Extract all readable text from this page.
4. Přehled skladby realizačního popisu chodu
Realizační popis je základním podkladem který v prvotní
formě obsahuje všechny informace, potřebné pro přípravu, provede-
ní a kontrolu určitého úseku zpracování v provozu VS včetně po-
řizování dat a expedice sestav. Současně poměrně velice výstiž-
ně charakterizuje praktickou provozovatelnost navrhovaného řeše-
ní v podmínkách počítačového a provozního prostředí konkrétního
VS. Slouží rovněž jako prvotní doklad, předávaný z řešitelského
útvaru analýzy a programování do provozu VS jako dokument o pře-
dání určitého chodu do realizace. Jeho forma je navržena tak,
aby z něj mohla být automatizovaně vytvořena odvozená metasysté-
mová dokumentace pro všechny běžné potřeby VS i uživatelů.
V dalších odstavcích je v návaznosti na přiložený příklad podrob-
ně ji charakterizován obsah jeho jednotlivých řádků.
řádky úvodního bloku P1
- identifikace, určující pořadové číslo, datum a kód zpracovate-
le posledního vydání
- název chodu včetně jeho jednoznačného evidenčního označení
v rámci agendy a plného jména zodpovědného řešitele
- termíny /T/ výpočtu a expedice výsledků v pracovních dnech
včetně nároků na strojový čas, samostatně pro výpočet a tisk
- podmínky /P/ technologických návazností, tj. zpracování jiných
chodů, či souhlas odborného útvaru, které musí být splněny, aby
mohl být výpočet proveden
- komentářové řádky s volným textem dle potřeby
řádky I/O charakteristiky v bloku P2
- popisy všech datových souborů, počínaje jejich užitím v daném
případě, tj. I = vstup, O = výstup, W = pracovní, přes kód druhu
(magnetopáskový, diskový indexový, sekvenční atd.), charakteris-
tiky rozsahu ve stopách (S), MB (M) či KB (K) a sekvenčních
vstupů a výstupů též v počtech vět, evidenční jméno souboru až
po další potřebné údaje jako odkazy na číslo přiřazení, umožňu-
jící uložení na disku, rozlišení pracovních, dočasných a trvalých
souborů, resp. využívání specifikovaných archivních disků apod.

──────────────────────────────

Given exercise>
Return every record, word for word.

The solution>
Extract all readable text from this page.
4. Přehled skladby realizačního popisu chodu
Realizační popis je základním podkladem který v prvotní
formě obsahuje všechny informace, potřebné pro přípravu, provede-
ní a kontrolu určitého úseku zpracování v provozu VS včetně po-
řizování dat a expedice sestav. Současně poměrně velice výstiž-
ně charakterizuje praktickou provozovatelnost navrhovaného řeše-
ní v podmínkách počítačového a provozního prostředí konkrétního
VS. Slouží rovněž jako prvotní doklad, předávaný z řešitelského
útvaru analýzy a programování do provozu VS jako dokument o pře-
dání určitého chodu do realizace. Jeho forma je navržena tak,
aby z něj mohla být automatizovaně vytvořena odvozená metasysté-
mová dokumentace pro všechny běžné potřeby VS i uživatelů.
V dalších odstavcích je v návaznosti na přiložený příklad podrob-
ně ji charakterizován obsah jeho jednotlivých řádků.
řádky úvodního bloku P1
- identifikace, určující pořadové číslo, datum a kód zpracovate-
le posledního vydání
- název chodu včetně jeho jednoznačného evidenčního označení
v rámci agendy a plného jména zodpovědného řešitele
- termíny /T/ výpočtu a expedice výsledků v pracovních dnech
včetně nároků na strojový čas, samostatně pro výpočet a tisk
- podmínky /P/ technologických návazností, tj. zpracování jiných
chodů, či souhlas odborného útvaru, které musí být splněny, aby
mohl být výpočet proveden
- komentářové řádky s volným textem dle potřeby
řádky I/O charakteristiky v bloku P2
- popisy všech datových souborů, počínaje jejich užitím v daném
případě, tj. I = vstup, O = výstup, W = pracovní, přes kód druhu
(magnetopáskový, diskový indexový, sekvenční atd.), charakteris-
tiky rozsahu ve stopách (S), MB (M) či KB (K) a sekvenčních
vstupů a výstupů též v počtech vět, evidenční jméno souboru až
po další potřebné údaje jako odkazy na číslo přiřazení, umožňu-
jící uložení na disku, rozlišení pracovních, dočasných a trvalých
souborů, resp. využívání specifikovaných archivních disků apod.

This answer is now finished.